* begin GIVEN TEXT *

Assumption: optimal memory management

• so we can assume whatever page eviction policy works for us
• because we know e.g. LRU with double memory is 2-competitive against optimal management
• and we are ignoring constant factors

Example: scanning contiguous array

• $N/B$
• without knowing $B$!

### Matrix Multiply

• $N \times N$ arrays
• treat as vectors and scan to add
• time $N^2/B$

Standard sequential algorithm

• $N \times N$ arrays
• $N^3$ time
• row major order
• so scanning a row is very cheap
• but scanning a column is super expensive
• unless $N \times N < M$, evict rows on every column
• so $N^3$ external memory accesses!
• can we do better?

store second matrix column major?

• One output now requires $N/B$ reads
• So $N^3/B$, an improvement
• problem: what if next have to multiply in other order?

* end GIVEN TEXT *
* begin SUPPLIED MATERIAL *

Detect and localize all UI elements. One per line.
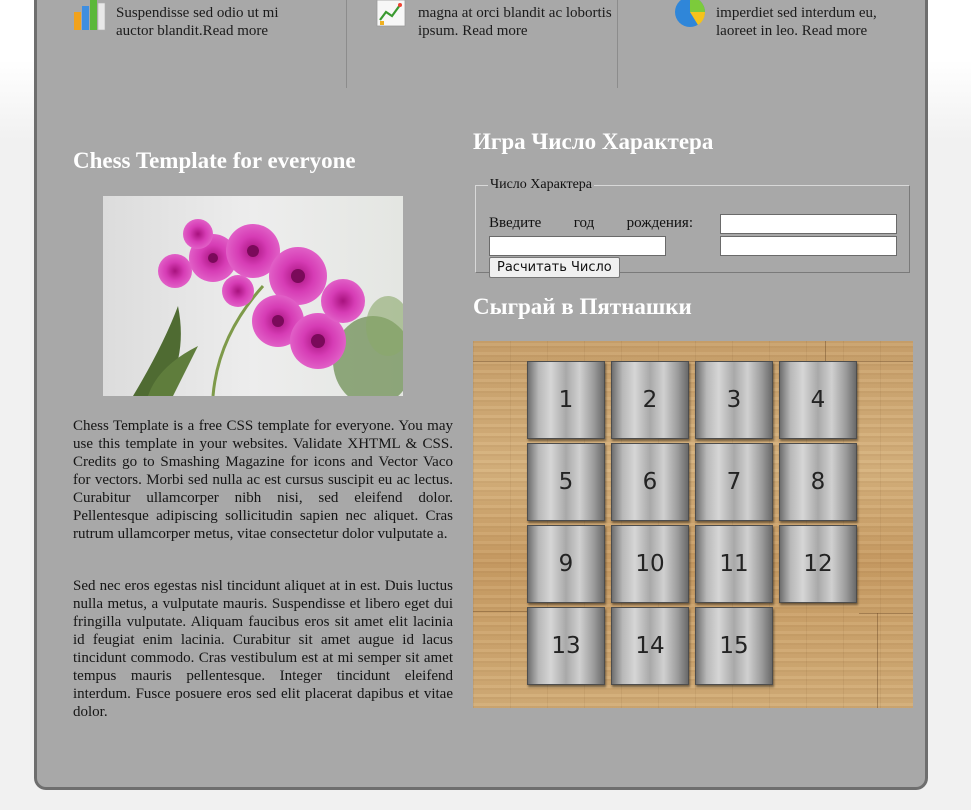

* end SUPPLIED MATERIAL *

▶ _TASK TO CARRY OUT_
Reproduce the notes on matrix multiplication and memory word for word, from start to finish. Rely solely on the notes on matrix multiplication and memory.

▶ _WORKED ANSWER_
Assumption: optimal memory management

• so we can assume whatever page eviction policy works for us
• because we know e.g. LRU with double memory is 2-competitive against optimal management
• and we are ignoring constant factors

Example: scanning contiguous array

• $N/B$
• without knowing $B$!

### Matrix Multiply

• $N \times N$ arrays
• treat as vectors and scan to add
• time $N^2/B$

Standard sequential algorithm

• $N \times N$ arrays
• $N^3$ time
• row major order
• so scanning a row is very cheap
• but scanning a column is super expensive
• unless $N \times N < M$, evict rows on every column
• so $N^3$ external memory accesses!
• can we do better?

store second matrix column major?

• One output now requires $N/B$ reads
• So $N^3/B$, an improvement
• problem: what if next have to multiply in other order?